__TEXTE À ANALYSER__.
____
À Kindu, capitale de la province du Maniema, le soleil couchant ne signale pas seulement la rupture du jeûne pour la communauté musulmane. Il sonne aussi l’heure d’une intense activité économique qui pulse dans les artères de la ville, transformant le mois sacré du Ramadan en une véritable saison commerciale. Salufa Tantine, les mains plongées dans des sacs de farine de maïs sur son étal du marché, le confirme d’une voix teintée d’un mélange de satisfaction et de lucidité : « Le Ramadan est pour nous un mois d’affaires. Il y a des changements dans notre manière de vendre. » Mais son sourire se tempère rapidement. « Nous constatons que l’argent ne circule pas vraiment, car beaucoup de musulmans reçoivent des dons, et les autres achètent petit à petit. » Ce témoignage, simple et direct, résume toute l’ambivalence de cette période : une ruée vers les denrées de base qui ne se traduit pas toujours par une manne financière pour les petits commerçants.
L’effervescence est pourtant bien réelle. Dès la fin de l’après-midi, l’atmosphère se tend d’une énergie particulière autour de la mosquée centrale et dans les marchés. Les fidèles, pressés par l’heure de l’iftar, le repas de rupture du jeûne, déferlent pour s’approvisionner. Les produits phares ? Bananes plantains, manioc, patates douces, arachides et farines diverses. Ces aliments locaux, nourriciers et économiques, constituent le socle des repas pris en commun. Bijoux Nyota, qui vend du manioc et des bananes à proximité des lieux de culte, observe cette ruée quotidienne : « Les femmes musulmanes achètent surtout des bananes, du manioc et des bananes plantains. » Cette demande ciblée oblige les vendeurs à une réorganisation complète de leur travail : stocks ajustés avec minutie, horaires prolongés bien au-delà du crépuscule, et stratégies commerciales recalibrées pour capter ce flux de clients ponctuels mais pressés.
____
__ENTRÉES RÉPERTORIÉES__.
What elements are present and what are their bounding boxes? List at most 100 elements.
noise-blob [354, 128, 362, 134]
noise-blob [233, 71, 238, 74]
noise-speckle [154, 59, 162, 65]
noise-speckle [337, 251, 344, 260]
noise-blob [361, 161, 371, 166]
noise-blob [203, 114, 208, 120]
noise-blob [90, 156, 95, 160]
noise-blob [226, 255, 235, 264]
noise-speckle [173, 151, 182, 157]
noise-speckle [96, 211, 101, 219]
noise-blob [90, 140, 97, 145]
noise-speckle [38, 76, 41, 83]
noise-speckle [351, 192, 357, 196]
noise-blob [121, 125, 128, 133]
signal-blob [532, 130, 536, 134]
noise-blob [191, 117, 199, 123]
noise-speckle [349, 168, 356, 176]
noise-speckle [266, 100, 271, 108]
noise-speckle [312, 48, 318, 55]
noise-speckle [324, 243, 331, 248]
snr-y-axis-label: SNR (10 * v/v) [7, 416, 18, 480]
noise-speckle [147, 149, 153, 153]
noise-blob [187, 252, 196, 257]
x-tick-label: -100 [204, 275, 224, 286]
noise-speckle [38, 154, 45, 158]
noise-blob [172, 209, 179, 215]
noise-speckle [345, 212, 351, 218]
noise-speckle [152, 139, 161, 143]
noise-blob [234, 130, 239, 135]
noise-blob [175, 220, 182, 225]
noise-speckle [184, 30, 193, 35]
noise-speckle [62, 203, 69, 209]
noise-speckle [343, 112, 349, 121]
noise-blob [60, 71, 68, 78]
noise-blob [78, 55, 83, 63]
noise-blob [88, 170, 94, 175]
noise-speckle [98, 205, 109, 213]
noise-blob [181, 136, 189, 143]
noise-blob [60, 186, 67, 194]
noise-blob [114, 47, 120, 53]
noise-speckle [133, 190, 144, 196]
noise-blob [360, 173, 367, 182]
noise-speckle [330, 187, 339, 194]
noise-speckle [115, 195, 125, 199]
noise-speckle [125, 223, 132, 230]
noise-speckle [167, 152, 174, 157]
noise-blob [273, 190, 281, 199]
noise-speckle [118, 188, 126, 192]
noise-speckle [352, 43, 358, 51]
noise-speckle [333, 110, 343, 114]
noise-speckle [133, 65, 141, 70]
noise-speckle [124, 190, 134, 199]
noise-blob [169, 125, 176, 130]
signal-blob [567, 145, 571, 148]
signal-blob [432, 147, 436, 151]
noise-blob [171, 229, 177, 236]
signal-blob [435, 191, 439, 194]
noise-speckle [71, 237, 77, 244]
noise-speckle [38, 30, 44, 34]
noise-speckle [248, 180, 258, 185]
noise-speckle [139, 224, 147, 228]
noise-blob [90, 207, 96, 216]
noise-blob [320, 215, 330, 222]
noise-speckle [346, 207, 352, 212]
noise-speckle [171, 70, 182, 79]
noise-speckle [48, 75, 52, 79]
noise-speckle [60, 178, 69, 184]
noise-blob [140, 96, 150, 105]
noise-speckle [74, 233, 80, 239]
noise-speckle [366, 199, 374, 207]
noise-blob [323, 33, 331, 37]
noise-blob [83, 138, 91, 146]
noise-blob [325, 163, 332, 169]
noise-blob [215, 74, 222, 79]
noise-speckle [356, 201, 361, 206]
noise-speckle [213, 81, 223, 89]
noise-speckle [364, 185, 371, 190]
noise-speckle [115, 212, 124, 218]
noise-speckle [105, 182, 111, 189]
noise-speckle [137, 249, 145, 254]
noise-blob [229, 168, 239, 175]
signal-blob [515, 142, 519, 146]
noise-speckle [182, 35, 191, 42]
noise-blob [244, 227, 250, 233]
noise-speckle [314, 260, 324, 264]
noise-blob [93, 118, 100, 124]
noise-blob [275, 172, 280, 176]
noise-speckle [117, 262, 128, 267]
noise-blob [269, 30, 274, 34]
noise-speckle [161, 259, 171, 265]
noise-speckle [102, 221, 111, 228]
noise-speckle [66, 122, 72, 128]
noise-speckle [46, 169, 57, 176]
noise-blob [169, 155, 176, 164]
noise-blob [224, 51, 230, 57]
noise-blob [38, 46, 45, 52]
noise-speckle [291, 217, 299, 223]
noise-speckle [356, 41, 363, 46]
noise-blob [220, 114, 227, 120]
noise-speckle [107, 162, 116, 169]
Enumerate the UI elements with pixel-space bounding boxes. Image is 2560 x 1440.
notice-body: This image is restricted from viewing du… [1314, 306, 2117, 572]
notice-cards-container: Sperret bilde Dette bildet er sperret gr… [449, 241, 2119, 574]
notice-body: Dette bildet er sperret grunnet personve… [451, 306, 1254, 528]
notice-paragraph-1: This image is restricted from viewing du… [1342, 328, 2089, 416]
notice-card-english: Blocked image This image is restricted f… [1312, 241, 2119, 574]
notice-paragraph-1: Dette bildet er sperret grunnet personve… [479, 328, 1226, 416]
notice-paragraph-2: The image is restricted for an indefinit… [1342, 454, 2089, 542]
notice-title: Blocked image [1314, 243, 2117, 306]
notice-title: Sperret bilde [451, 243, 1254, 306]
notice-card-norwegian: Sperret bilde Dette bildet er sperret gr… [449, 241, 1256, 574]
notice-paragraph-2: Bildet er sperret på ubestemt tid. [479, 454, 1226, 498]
____
__TRAVAIL À FAIRE A__. Traduisez en anglais cette phrase du texte sur le Ramadan à Kindu : « Ces aliments locaux, nourriciers et économiques, constituent le socle des repas pris en commun. »
__TRAVAIL À FAIRE B__. Poursuivez le texte sur le commerce du Ramadan à Kindu à la suite de sa dernière phrase.

__ZONE DE RÉPONSE A__. These local foods, nourishing and inexpensive, form the foundation of the meals shared together.

__ZONE DE RÉPONSE B__.
Comment expliquer cette effervescence ? Le Ramadan au Maniema, souvent présenté comme le berceau de l’islam en République démocratique du Congo, dépasse largement le cadre strictement religieux. Il devient un phénomène socio-économique structurant. La pratique du jeûne, couplée à l’impératif de solidarité (zakat), redessine les circuits de consommation. Les familles, souvent modestes, privilégient les produits locaux et abordables pour leurs repas du soir, renforçant ainsi la résilience des circuits courts. Cette dynamique crée une bouffée d’oxygène pour des centaines de producteurs et de vendeurs de l’arrière-pays. L’économie Ramadan en RDC révèle ici son visage le plus concret : une économie du quotidien, de la subsistance, qui pulse au rythme des prières et des partages.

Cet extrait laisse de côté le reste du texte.